● WHAT NEEDS TO BE DONE
Pull out every line below that holds the word "name".

● RECORDED INFORMATION
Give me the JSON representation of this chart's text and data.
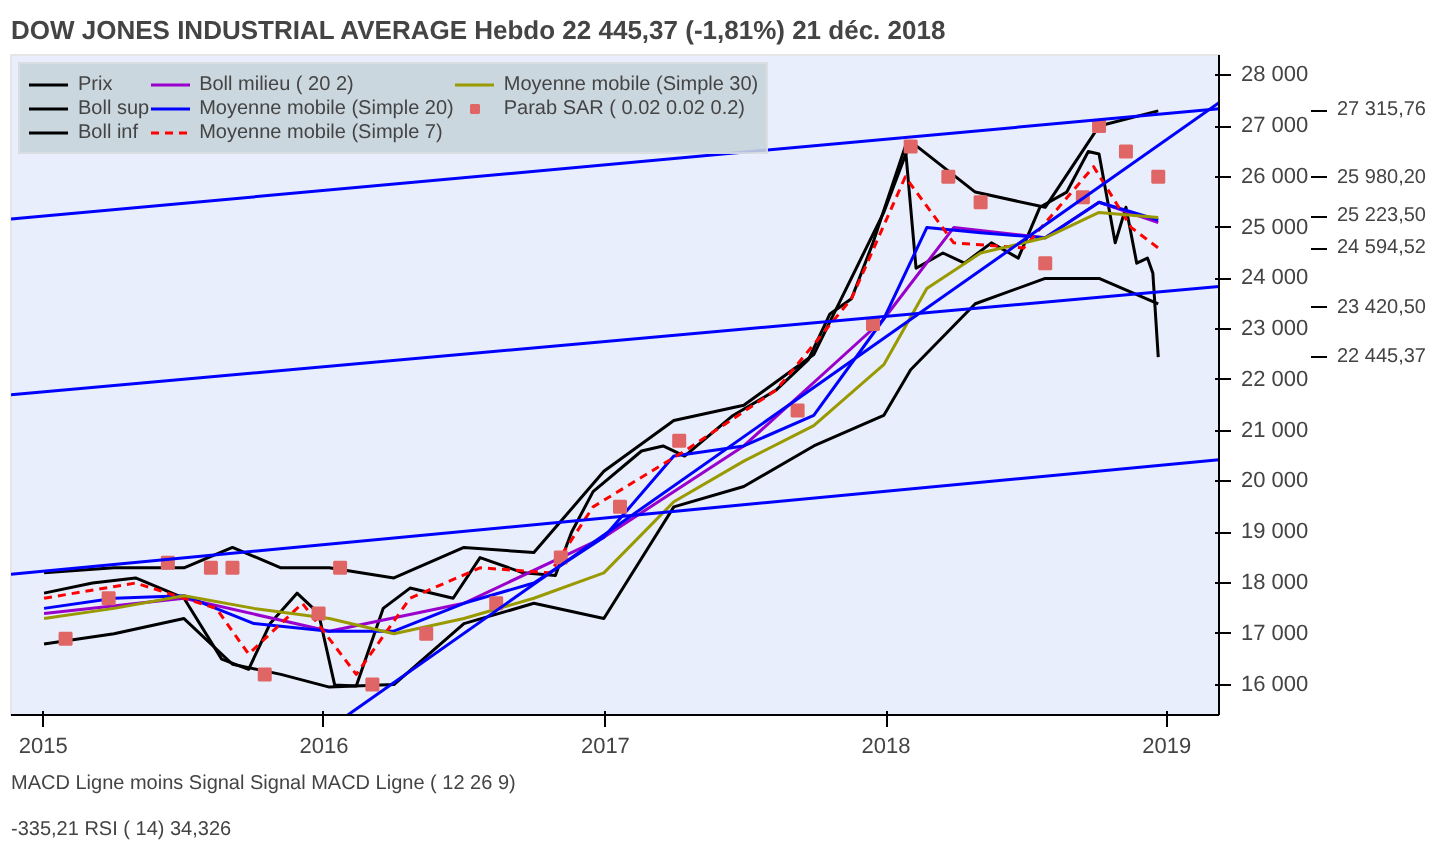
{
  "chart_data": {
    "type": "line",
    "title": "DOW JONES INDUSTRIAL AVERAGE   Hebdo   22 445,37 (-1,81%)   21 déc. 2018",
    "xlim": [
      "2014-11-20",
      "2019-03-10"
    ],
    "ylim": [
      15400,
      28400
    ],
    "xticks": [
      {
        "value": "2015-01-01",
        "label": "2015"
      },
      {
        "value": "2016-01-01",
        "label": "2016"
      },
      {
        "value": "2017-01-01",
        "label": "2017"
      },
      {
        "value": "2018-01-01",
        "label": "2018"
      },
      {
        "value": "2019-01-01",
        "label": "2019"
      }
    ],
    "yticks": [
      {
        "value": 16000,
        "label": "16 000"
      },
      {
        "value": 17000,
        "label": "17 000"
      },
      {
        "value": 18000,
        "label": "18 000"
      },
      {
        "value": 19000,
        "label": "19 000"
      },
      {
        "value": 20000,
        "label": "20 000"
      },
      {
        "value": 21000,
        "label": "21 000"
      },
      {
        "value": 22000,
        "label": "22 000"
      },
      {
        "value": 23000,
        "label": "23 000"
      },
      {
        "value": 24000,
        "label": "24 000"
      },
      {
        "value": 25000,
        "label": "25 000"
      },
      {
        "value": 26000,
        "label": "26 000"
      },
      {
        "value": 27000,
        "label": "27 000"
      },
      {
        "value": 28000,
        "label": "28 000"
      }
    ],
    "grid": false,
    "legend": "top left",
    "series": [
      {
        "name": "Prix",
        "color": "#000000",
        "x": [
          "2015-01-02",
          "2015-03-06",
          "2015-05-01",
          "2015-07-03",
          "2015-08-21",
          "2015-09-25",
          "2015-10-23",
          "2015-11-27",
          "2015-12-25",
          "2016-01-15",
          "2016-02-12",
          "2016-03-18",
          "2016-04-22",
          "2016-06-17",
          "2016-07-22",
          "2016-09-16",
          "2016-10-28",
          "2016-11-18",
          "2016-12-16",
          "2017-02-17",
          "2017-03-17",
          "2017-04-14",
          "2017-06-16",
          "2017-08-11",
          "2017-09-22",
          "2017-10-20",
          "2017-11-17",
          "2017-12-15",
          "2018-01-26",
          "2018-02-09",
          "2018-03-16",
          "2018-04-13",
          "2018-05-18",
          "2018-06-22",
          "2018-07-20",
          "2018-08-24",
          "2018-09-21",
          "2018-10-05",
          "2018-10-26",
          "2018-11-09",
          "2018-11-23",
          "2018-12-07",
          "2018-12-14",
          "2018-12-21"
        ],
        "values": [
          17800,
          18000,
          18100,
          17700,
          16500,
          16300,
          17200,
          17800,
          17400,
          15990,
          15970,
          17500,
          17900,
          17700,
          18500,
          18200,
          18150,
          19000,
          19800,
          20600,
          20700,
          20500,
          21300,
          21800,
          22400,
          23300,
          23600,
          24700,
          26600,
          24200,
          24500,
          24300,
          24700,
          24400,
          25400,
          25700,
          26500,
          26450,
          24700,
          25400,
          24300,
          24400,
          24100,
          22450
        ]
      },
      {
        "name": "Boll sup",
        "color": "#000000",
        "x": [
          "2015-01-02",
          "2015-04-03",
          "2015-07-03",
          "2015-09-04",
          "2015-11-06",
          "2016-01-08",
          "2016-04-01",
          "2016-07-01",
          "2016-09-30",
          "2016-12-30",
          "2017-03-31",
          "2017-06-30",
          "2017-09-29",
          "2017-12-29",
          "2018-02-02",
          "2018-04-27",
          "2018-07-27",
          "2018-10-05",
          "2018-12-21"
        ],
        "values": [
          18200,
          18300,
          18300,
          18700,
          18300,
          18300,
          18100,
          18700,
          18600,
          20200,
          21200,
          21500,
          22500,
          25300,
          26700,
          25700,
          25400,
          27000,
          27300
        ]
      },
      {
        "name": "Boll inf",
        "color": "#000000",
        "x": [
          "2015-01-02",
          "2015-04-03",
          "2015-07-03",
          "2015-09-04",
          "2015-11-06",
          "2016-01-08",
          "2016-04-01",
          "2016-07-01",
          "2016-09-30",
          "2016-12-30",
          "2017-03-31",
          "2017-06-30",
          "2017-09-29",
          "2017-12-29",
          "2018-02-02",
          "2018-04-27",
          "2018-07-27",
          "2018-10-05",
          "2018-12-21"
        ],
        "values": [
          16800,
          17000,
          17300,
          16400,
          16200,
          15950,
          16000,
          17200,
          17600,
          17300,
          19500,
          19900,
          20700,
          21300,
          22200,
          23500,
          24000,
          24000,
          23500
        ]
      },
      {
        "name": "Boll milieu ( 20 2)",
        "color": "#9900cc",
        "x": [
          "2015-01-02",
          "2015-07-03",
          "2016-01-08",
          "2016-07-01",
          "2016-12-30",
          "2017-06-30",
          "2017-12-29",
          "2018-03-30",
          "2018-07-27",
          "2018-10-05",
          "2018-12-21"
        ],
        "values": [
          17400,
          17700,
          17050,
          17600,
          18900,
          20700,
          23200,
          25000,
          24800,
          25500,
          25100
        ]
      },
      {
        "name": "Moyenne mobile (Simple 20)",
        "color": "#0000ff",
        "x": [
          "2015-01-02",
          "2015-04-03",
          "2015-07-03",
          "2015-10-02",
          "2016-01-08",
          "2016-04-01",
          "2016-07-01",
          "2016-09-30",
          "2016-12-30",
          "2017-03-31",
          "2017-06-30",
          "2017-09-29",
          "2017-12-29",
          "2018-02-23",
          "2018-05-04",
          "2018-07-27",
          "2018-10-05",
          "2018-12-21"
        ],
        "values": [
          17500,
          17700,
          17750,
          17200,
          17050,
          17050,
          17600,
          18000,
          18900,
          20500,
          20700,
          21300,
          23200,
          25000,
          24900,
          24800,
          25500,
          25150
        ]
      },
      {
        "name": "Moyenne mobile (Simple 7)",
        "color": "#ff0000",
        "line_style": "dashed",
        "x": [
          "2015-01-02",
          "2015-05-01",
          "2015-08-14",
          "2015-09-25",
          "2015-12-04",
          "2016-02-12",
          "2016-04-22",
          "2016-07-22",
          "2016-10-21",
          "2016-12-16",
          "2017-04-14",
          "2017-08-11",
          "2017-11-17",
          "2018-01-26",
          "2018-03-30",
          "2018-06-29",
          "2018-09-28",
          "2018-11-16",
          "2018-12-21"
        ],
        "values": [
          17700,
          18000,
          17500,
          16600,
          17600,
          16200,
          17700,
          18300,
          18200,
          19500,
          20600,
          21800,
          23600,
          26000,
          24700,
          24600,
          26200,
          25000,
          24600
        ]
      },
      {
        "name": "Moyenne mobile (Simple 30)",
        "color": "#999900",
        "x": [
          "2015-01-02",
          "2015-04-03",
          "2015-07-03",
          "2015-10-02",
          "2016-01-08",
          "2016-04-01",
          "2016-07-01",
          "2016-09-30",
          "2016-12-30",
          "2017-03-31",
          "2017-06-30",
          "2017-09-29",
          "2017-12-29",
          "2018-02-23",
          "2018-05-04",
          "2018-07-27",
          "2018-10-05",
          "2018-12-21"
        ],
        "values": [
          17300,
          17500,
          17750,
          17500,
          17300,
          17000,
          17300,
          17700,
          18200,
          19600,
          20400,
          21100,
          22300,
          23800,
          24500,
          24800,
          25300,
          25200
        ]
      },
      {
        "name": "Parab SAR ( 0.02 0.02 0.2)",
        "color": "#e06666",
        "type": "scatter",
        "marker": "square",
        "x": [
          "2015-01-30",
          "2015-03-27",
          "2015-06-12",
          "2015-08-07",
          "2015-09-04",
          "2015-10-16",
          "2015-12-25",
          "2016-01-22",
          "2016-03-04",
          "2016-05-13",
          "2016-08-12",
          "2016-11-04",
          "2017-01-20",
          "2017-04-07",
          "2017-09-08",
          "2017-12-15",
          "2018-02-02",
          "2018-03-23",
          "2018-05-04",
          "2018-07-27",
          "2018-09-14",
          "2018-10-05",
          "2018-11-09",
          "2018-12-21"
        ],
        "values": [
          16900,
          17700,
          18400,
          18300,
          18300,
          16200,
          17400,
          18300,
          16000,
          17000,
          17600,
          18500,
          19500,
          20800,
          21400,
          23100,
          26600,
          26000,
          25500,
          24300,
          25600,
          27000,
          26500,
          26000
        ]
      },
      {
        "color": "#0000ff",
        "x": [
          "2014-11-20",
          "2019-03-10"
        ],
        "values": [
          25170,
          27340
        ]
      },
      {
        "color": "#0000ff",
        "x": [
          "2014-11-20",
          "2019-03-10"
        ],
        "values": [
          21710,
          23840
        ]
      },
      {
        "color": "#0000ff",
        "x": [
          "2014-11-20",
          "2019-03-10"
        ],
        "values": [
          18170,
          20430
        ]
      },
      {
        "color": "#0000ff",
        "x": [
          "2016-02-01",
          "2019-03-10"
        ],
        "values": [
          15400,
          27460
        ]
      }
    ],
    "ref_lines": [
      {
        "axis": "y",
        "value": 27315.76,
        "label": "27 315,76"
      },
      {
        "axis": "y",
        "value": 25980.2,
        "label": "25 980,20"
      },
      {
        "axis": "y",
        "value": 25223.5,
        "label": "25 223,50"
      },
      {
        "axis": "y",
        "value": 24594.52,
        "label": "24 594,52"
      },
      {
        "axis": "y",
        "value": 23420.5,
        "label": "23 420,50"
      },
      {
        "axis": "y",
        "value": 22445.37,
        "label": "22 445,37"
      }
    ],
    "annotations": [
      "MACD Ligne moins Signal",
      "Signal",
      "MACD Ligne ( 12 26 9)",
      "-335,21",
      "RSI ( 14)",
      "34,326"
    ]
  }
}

● CORRECT ANSWER
        "name": "Prix",
        "name": "Boll sup",
        "name": "Boll inf",
        "name": "Boll milieu ( 20 2)",
        "name": "Moyenne mobile (Simple 20)",
        "name": "Moyenne mobile (Simple 7)",
        "name": "Moyenne mobile (Simple 30)",
        "name": "Parab SAR ( 0.02 0.02 0.2)",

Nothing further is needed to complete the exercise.